_TASK BRIEF_.
Below are the records; copy each line in them that holds the word "Connect".

_LISTED ENTRIES_.
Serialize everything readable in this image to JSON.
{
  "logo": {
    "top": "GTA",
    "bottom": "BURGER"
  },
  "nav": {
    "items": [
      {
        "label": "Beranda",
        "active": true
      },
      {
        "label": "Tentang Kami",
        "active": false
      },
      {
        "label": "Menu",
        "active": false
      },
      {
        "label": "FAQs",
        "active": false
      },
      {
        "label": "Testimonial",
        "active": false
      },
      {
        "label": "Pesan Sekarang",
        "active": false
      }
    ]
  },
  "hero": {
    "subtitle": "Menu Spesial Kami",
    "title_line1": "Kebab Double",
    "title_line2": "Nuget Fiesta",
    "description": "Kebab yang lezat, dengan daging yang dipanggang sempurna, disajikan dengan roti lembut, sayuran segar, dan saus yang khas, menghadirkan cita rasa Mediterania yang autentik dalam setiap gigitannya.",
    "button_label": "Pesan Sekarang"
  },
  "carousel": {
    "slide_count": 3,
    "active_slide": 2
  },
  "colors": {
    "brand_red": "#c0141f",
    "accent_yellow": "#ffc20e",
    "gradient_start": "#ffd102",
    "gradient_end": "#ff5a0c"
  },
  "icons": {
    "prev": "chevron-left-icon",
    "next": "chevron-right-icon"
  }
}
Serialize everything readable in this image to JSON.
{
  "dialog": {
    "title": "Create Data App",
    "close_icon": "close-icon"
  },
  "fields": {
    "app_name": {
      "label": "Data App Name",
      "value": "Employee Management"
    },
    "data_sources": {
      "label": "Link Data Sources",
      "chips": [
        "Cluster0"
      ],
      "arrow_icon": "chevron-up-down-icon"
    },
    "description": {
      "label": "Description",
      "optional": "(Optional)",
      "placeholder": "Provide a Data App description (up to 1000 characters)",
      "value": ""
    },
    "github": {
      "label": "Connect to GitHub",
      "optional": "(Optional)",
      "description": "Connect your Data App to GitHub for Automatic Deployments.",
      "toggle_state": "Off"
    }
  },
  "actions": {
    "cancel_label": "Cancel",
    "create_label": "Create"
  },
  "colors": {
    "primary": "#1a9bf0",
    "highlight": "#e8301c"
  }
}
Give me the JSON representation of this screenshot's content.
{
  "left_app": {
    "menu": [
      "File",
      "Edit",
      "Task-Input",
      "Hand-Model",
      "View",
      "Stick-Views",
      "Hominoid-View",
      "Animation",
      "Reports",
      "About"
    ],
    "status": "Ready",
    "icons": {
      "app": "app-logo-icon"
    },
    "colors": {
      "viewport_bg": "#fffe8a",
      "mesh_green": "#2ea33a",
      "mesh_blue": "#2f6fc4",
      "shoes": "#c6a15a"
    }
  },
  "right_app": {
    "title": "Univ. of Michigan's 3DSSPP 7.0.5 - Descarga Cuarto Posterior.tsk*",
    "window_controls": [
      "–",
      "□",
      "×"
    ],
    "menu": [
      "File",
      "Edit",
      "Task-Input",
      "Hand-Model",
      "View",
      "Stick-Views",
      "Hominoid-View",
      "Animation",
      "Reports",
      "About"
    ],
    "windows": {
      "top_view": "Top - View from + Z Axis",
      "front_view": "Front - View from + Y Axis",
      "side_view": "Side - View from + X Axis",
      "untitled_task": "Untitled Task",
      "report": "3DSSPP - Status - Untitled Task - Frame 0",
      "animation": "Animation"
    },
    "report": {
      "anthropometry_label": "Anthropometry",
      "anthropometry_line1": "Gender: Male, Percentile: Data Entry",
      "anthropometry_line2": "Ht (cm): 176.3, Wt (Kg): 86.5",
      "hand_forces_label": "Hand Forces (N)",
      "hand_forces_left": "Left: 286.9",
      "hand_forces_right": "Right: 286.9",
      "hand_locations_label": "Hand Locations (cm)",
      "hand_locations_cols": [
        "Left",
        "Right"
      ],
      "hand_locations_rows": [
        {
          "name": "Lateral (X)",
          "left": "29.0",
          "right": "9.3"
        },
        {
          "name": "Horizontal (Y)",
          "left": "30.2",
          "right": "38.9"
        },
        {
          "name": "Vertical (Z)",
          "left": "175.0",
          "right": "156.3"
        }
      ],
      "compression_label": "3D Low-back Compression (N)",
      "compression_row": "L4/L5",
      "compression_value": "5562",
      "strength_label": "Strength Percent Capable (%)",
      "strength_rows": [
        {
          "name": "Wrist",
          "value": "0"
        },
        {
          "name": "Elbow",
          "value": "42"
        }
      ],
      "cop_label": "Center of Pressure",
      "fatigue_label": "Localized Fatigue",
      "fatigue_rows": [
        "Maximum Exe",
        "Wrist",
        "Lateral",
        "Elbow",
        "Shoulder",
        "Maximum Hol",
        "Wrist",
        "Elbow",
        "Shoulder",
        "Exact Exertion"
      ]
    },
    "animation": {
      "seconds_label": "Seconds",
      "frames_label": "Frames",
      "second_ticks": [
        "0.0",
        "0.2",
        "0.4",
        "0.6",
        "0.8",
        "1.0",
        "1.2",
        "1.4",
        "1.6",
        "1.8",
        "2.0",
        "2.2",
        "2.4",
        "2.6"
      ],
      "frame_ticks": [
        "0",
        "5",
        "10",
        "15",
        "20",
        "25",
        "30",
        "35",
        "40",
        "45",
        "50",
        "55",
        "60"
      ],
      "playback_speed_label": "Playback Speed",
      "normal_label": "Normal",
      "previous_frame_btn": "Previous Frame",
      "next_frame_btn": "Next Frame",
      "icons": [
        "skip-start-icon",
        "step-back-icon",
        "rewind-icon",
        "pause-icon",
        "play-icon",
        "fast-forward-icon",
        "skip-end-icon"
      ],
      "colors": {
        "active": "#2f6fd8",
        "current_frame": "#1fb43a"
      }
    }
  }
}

_ANSWER FOR THE TASK_.
      "label": "Connect to GitHub",
      "description": "Connect your Data App to GitHub for Automatic Deployments.",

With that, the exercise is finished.